_INSTRUCTIONS TO FOLLOW_: Omit every picture while repeating the entries exactly.

Saved data entries
........
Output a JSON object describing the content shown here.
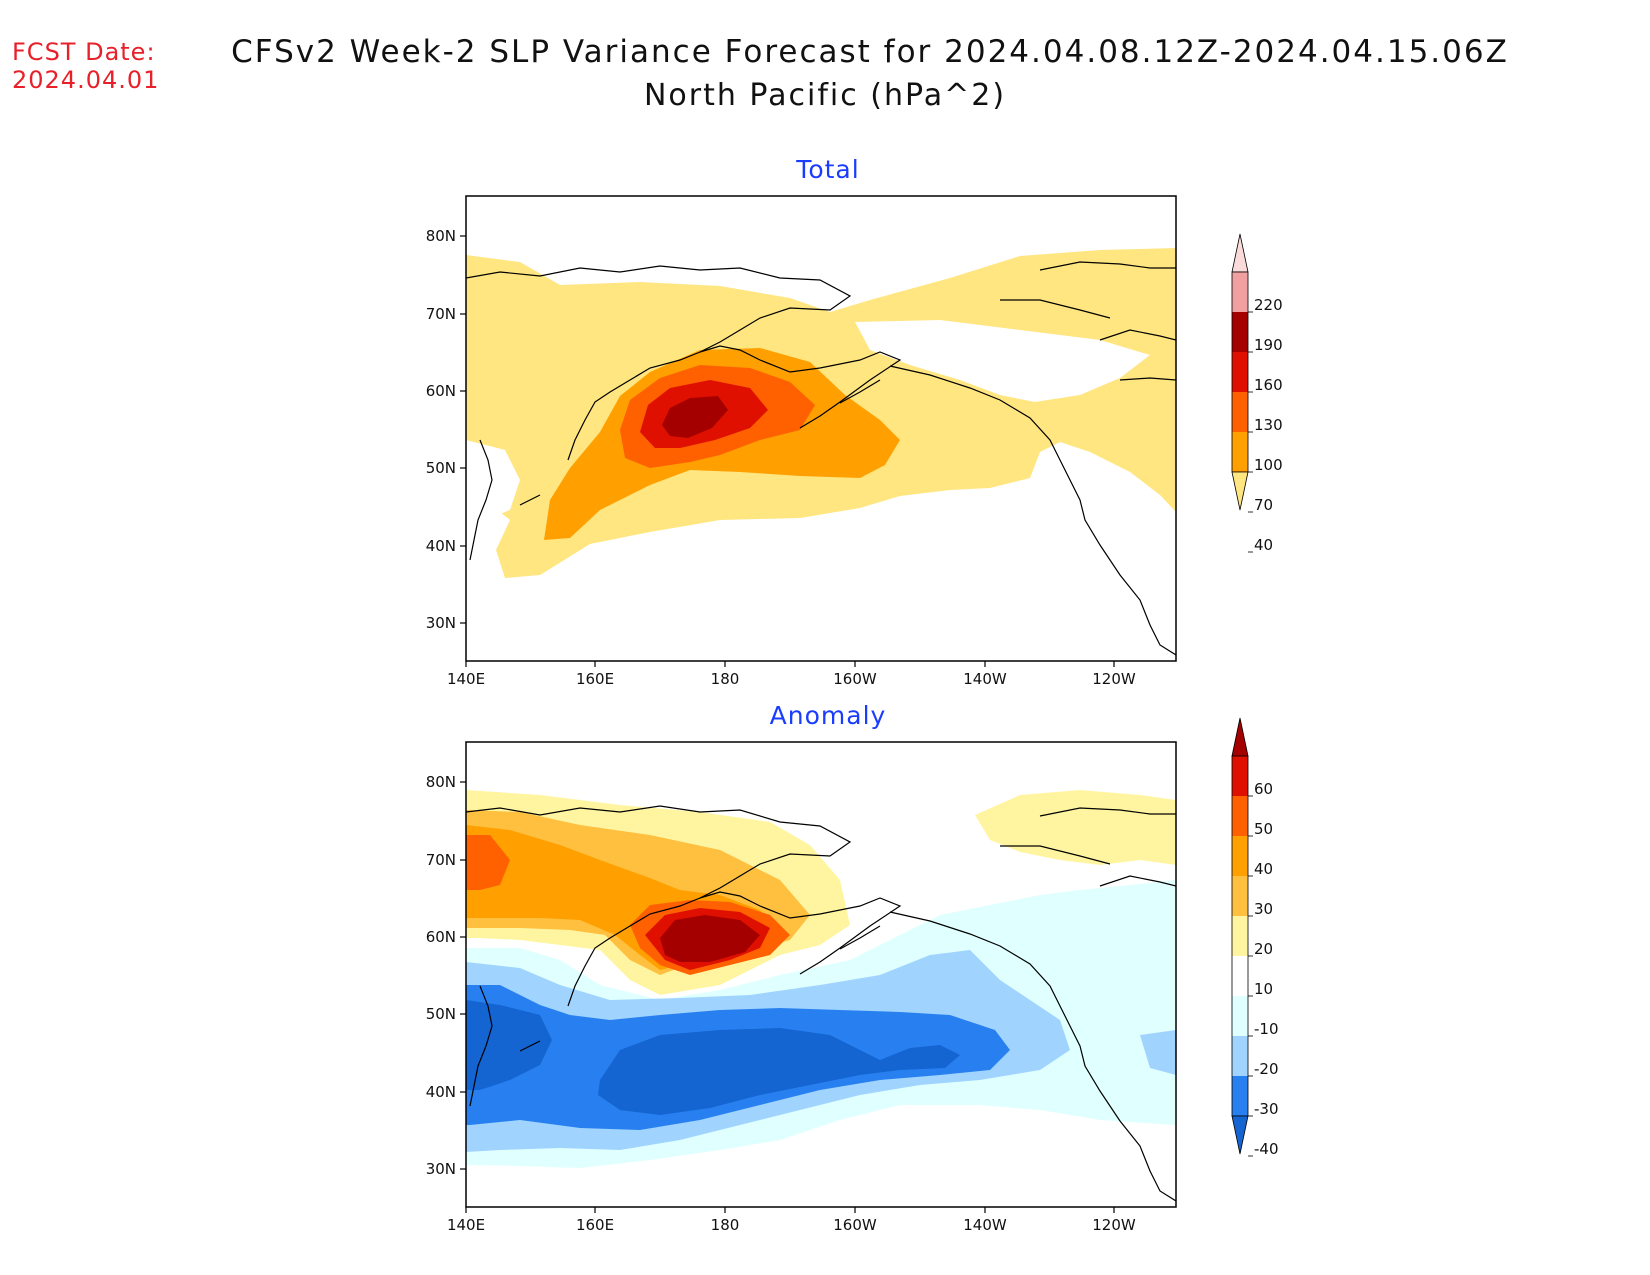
{
  "header": {
    "fcst_label": "FCST Date:",
    "fcst_date": "2024.04.01",
    "title": "CFSv2 Week-2 SLP Variance Forecast for 2024.04.08.12Z-2024.04.15.06Z",
    "subtitle": "North Pacific (hPa^2)"
  },
  "map": {
    "lon_ticks": [
      "140E",
      "160E",
      "180",
      "160W",
      "140W",
      "120W"
    ],
    "lat_ticks": [
      "80N",
      "70N",
      "60N",
      "50N",
      "40N",
      "30N"
    ]
  },
  "panels": [
    {
      "title": "Total",
      "colorbar": {
        "labels": [
          "220",
          "190",
          "160",
          "130",
          "100",
          "70",
          "40"
        ],
        "colors": [
          "#fbdada",
          "#f0a0a0",
          "#a50000",
          "#e01000",
          "#ff6000",
          "#ffa000",
          "#ffe680"
        ]
      }
    },
    {
      "title": "Anomaly",
      "colorbar": {
        "labels": [
          "60",
          "50",
          "40",
          "30",
          "20",
          "10",
          "-10",
          "-20",
          "-30",
          "-40"
        ],
        "colors": [
          "#a50000",
          "#e01000",
          "#ff6000",
          "#ffa000",
          "#ffc040",
          "#fff5a0",
          "#ffffff",
          "#e0ffff",
          "#a0d4ff",
          "#2880f0",
          "#1464d2"
        ]
      }
    }
  ]
}
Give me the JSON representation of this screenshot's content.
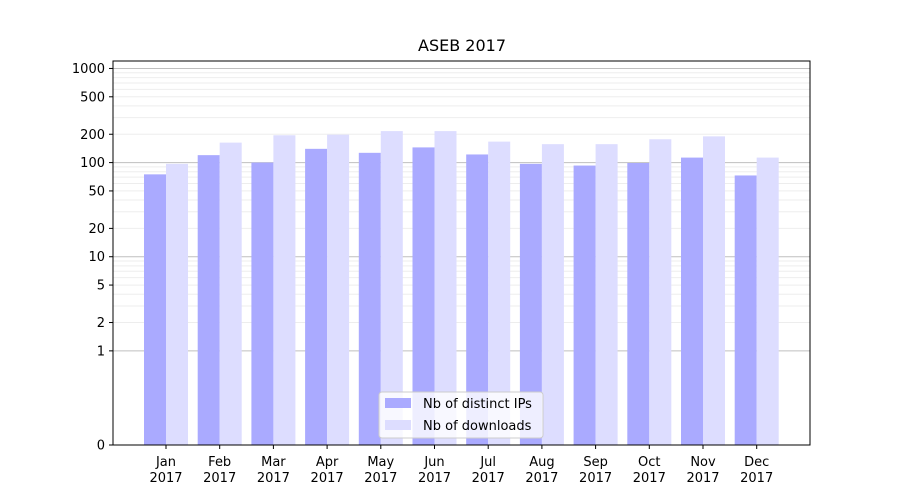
{
  "chart_data": {
    "type": "bar",
    "title": "ASEB 2017",
    "xlabel": "",
    "ylabel": "",
    "yscale": "symlog",
    "ylim": [
      0,
      1200
    ],
    "yticks": [
      0,
      1,
      2,
      5,
      10,
      20,
      50,
      100,
      200,
      500,
      1000
    ],
    "ytick_labels": [
      "0",
      "1",
      "2",
      "5",
      "10",
      "20",
      "50",
      "100",
      "200",
      "500",
      "1000"
    ],
    "grid": true,
    "legend_position": "bottom-center",
    "categories": [
      [
        "Jan",
        "2017"
      ],
      [
        "Feb",
        "2017"
      ],
      [
        "Mar",
        "2017"
      ],
      [
        "Apr",
        "2017"
      ],
      [
        "May",
        "2017"
      ],
      [
        "Jun",
        "2017"
      ],
      [
        "Jul",
        "2017"
      ],
      [
        "Aug",
        "2017"
      ],
      [
        "Sep",
        "2017"
      ],
      [
        "Oct",
        "2017"
      ],
      [
        "Nov",
        "2017"
      ],
      [
        "Dec",
        "2017"
      ]
    ],
    "series": [
      {
        "name": "Nb of distinct IPs",
        "color": "#aaaaff",
        "values": [
          75,
          120,
          100,
          140,
          127,
          145,
          122,
          97,
          93,
          99,
          113,
          73
        ]
      },
      {
        "name": "Nb of downloads",
        "color": "#ddddff",
        "values": [
          97,
          163,
          195,
          198,
          216,
          216,
          167,
          157,
          157,
          177,
          190,
          113
        ]
      }
    ]
  }
}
........
_SOLUTION TO THIS PROBLEM_:
Output a JSON object describing the content shown here.
{
  "header": {
    "fcst_label": "FCST Date:",
    "fcst_date": "2024.04.01",
    "title": "CFSv2 Week-2 SLP Variance Forecast for 2024.04.08.12Z-2024.04.15.06Z",
    "subtitle": "North Pacific (hPa^2)"
  },
  "map": {
    "lon_ticks": [
      "140E",
      "160E",
      "180",
      "160W",
      "140W",
      "120W"
    ],
    "lat_ticks": [
      "80N",
      "70N",
      "60N",
      "50N",
      "40N",
      "30N"
    ]
  },
  "panels": [
    {
      "title": "Total",
      "colorbar": {
        "labels": [
          "220",
          "190",
          "160",
          "130",
          "100",
          "70",
          "40"
        ],
        "colors": [
          "#fbdada",
          "#f0a0a0",
          "#a50000",
          "#e01000",
          "#ff6000",
          "#ffa000",
          "#ffe680"
        ]
      }
    },
    {
      "title": "Anomaly",
      "colorbar": {
        "labels": [
          "60",
          "50",
          "40",
          "30",
          "20",
          "10",
          "-10",
          "-20",
          "-30",
          "-40"
        ],
        "colors": [
          "#a50000",
          "#e01000",
          "#ff6000",
          "#ffa000",
          "#ffc040",
          "#fff5a0",
          "#ffffff",
          "#e0ffff",
          "#a0d4ff",
          "#2880f0",
          "#1464d2"
        ]
      }
    }
  ]
}
Give me the JSON representation of this screenshot's content.
{
  "chart_data": {
    "type": "bar",
    "title": "ASEB 2017",
    "xlabel": "",
    "ylabel": "",
    "yscale": "symlog",
    "ylim": [
      0,
      1200
    ],
    "yticks": [
      0,
      1,
      2,
      5,
      10,
      20,
      50,
      100,
      200,
      500,
      1000
    ],
    "ytick_labels": [
      "0",
      "1",
      "2",
      "5",
      "10",
      "20",
      "50",
      "100",
      "200",
      "500",
      "1000"
    ],
    "grid": true,
    "legend_position": "bottom-center",
    "categories": [
      [
        "Jan",
        "2017"
      ],
      [
        "Feb",
        "2017"
      ],
      [
        "Mar",
        "2017"
      ],
      [
        "Apr",
        "2017"
      ],
      [
        "May",
        "2017"
      ],
      [
        "Jun",
        "2017"
      ],
      [
        "Jul",
        "2017"
      ],
      [
        "Aug",
        "2017"
      ],
      [
        "Sep",
        "2017"
      ],
      [
        "Oct",
        "2017"
      ],
      [
        "Nov",
        "2017"
      ],
      [
        "Dec",
        "2017"
      ]
    ],
    "series": [
      {
        "name": "Nb of distinct IPs",
        "color": "#aaaaff",
        "values": [
          75,
          120,
          100,
          140,
          127,
          145,
          122,
          97,
          93,
          99,
          113,
          73
        ]
      },
      {
        "name": "Nb of downloads",
        "color": "#ddddff",
        "values": [
          97,
          163,
          195,
          198,
          216,
          216,
          167,
          157,
          157,
          177,
          190,
          113
        ]
      }
    ]
  }
}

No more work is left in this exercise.